=== SET TASK ===
From the entries below, pull out each line where "Упражнение" appears.

Saved entries:
>>>>>

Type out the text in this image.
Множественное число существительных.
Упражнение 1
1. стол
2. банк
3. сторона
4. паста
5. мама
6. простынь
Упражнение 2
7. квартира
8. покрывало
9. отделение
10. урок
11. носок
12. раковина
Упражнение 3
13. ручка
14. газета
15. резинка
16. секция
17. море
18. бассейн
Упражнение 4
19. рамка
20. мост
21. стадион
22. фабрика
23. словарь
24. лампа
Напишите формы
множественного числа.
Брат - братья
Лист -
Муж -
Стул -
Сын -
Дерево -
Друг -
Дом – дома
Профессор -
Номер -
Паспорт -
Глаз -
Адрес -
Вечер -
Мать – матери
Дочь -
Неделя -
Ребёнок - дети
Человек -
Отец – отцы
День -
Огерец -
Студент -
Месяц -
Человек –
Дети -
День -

<<<<<

=== TASK RESPONSE ===
Упражнение 1
Упражнение 2
Упражнение 3
Упражнение 4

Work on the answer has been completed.